## Start MATERIAL SUPPLIED

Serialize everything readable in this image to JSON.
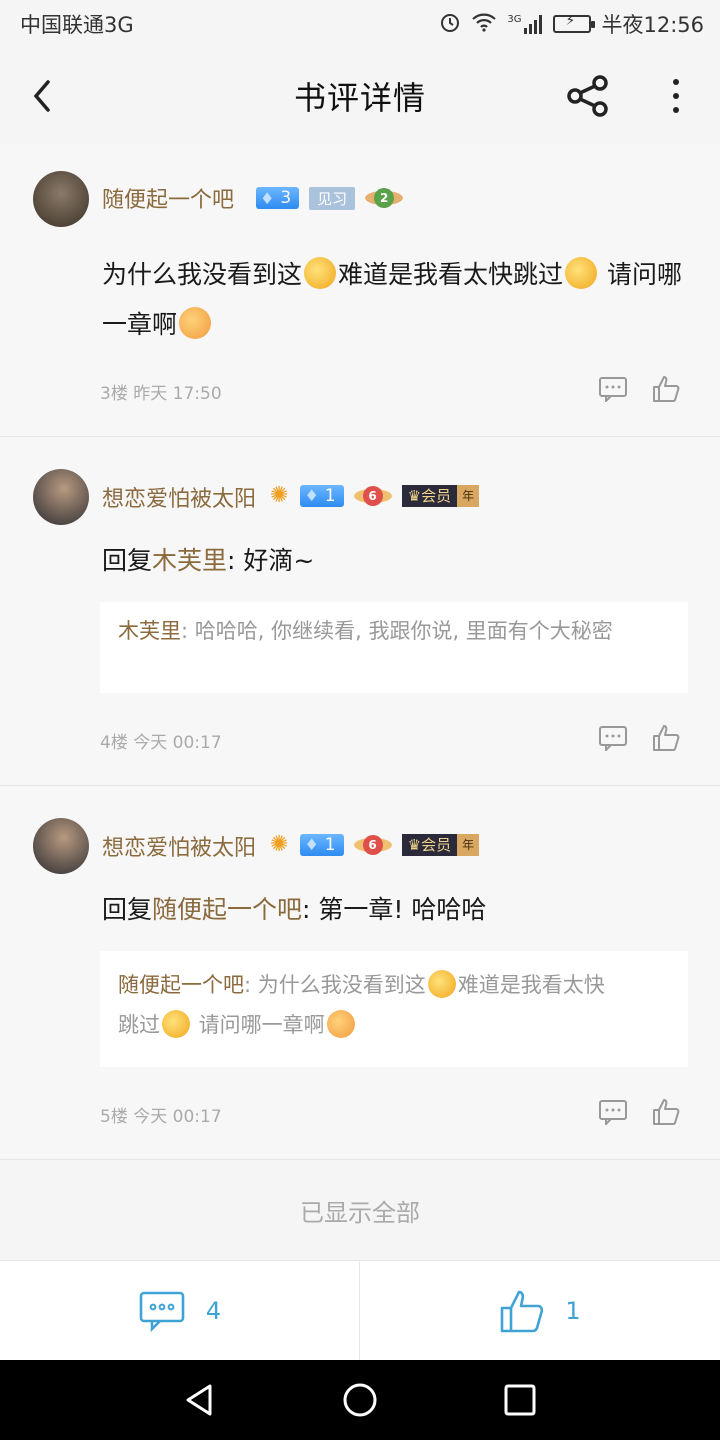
{
  "status_bar": {
    "carrier": "中国联通3G",
    "network": "3G",
    "time": "半夜12:56"
  },
  "header": {
    "title": "书评详情"
  },
  "posts": [
    {
      "username": "随便起一个吧",
      "level": "3",
      "tag": "见习",
      "medal_level": "2",
      "text_1": "为什么我没看到这",
      "text_2": "难道是我看太快跳过",
      "text_3": " 请问哪一章啊",
      "floor": "3楼",
      "time": "昨天 17:50"
    },
    {
      "username": "想恋爱怕被太阳",
      "level": "1",
      "medal_level": "6",
      "member_label": "会员",
      "member_period": "年",
      "reply_prefix": "回复",
      "reply_to": "木芙里",
      "reply_text": ": 好滴~",
      "quote_name": "木芙里",
      "quote_text": ": 哈哈哈, 你继续看, 我跟你说, 里面有个大秘密",
      "floor": "4楼",
      "time": "今天 00:17"
    },
    {
      "username": "想恋爱怕被太阳",
      "level": "1",
      "medal_level": "6",
      "member_label": "会员",
      "member_period": "年",
      "reply_prefix": "回复",
      "reply_to": "随便起一个吧",
      "reply_text": ": 第一章! 哈哈哈",
      "quote_name": "随便起一个吧",
      "quote_text_1": ": 为什么我没看到这",
      "quote_text_2": "难道是我看太快",
      "quote_text_3": "跳过",
      "quote_text_4": " 请问哪一章啊",
      "floor": "5楼",
      "time": "今天 00:17"
    }
  ],
  "footer_note": "已显示全部",
  "bottom_bar": {
    "comment_count": "4",
    "like_count": "1"
  },
  "colors": {
    "accent": "#3fa3d6",
    "username": "#8b6a3e",
    "meta": "#aaaaaa"
  }
}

## End MATERIAL SUPPLIED

◆ WHAT YOU ARE ASKED TO DO ◆
Repeat the entries exactly and keep the pictures out of the copy.

◆ COMPLETE RESPONSE ◆
Serialize everything readable in this image to JSON.
{
  "status_bar": {
    "carrier": "中国联通3G",
    "network": "3G",
    "time": "半夜12:56"
  },
  "header": {
    "title": "书评详情"
  },
  "posts": [
    {
      "username": "随便起一个吧",
      "level": "3",
      "tag": "见习",
      "medal_level": "2",
      "text_1": "为什么我没看到这",
      "text_2": "难道是我看太快跳过",
      "text_3": " 请问哪一章啊",
      "floor": "3楼",
      "time": "昨天 17:50"
    },
    {
      "username": "想恋爱怕被太阳",
      "level": "1",
      "medal_level": "6",
      "member_label": "会员",
      "member_period": "年",
      "reply_prefix": "回复",
      "reply_to": "木芙里",
      "reply_text": ": 好滴~",
      "quote_name": "木芙里",
      "quote_text": ": 哈哈哈, 你继续看, 我跟你说, 里面有个大秘密",
      "floor": "4楼",
      "time": "今天 00:17"
    },
    {
      "username": "想恋爱怕被太阳",
      "level": "1",
      "medal_level": "6",
      "member_label": "会员",
      "member_period": "年",
      "reply_prefix": "回复",
      "reply_to": "随便起一个吧",
      "reply_text": ": 第一章! 哈哈哈",
      "quote_name": "随便起一个吧",
      "quote_text_1": ": 为什么我没看到这",
      "quote_text_2": "难道是我看太快",
      "quote_text_3": "跳过",
      "quote_text_4": " 请问哪一章啊",
      "floor": "5楼",
      "time": "今天 00:17"
    }
  ],
  "footer_note": "已显示全部",
  "bottom_bar": {
    "comment_count": "4",
    "like_count": "1"
  },
  "colors": {
    "accent": "#3fa3d6",
    "username": "#8b6a3e",
    "meta": "#aaaaaa"
  }
}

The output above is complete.